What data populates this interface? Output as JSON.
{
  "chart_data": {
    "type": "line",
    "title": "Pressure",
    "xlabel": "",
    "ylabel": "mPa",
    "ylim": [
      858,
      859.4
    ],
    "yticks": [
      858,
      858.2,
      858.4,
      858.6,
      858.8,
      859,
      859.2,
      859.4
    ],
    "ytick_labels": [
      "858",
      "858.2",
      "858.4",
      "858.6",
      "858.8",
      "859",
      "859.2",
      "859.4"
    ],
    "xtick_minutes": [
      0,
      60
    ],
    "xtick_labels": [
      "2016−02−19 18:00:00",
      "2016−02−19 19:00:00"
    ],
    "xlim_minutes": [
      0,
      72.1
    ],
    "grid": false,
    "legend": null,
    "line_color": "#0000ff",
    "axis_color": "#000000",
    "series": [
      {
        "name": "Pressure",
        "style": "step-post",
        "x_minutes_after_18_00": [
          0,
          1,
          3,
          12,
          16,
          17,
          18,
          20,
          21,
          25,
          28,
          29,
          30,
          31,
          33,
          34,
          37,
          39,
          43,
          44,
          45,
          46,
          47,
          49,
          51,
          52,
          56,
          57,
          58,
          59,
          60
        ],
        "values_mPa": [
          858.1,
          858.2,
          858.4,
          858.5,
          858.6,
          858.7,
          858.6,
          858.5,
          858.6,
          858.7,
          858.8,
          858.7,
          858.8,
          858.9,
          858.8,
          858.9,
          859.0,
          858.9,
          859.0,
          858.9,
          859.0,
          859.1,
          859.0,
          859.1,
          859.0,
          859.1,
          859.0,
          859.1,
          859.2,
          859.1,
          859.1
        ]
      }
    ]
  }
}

■ Task goal ■
Reproduce the material verbatim, line by line.

■ Finished answer ■
What data populates this interface? Output as JSON.
{
  "chart_data": {
    "type": "line",
    "title": "Pressure",
    "xlabel": "",
    "ylabel": "mPa",
    "ylim": [
      858,
      859.4
    ],
    "yticks": [
      858,
      858.2,
      858.4,
      858.6,
      858.8,
      859,
      859.2,
      859.4
    ],
    "ytick_labels": [
      "858",
      "858.2",
      "858.4",
      "858.6",
      "858.8",
      "859",
      "859.2",
      "859.4"
    ],
    "xtick_minutes": [
      0,
      60
    ],
    "xtick_labels": [
      "2016−02−19 18:00:00",
      "2016−02−19 19:00:00"
    ],
    "xlim_minutes": [
      0,
      72.1
    ],
    "grid": false,
    "legend": null,
    "line_color": "#0000ff",
    "axis_color": "#000000",
    "series": [
      {
        "name": "Pressure",
        "style": "step-post",
        "x_minutes_after_18_00": [
          0,
          1,
          3,
          12,
          16,
          17,
          18,
          20,
          21,
          25,
          28,
          29,
          30,
          31,
          33,
          34,
          37,
          39,
          43,
          44,
          45,
          46,
          47,
          49,
          51,
          52,
          56,
          57,
          58,
          59,
          60
        ],
        "values_mPa": [
          858.1,
          858.2,
          858.4,
          858.5,
          858.6,
          858.7,
          858.6,
          858.5,
          858.6,
          858.7,
          858.8,
          858.7,
          858.8,
          858.9,
          858.8,
          858.9,
          859.0,
          858.9,
          859.0,
          858.9,
          859.0,
          859.1,
          859.0,
          859.1,
          859.0,
          859.1,
          859.0,
          859.1,
          859.2,
          859.1,
          859.1
        ]
      }
    ]
  }
}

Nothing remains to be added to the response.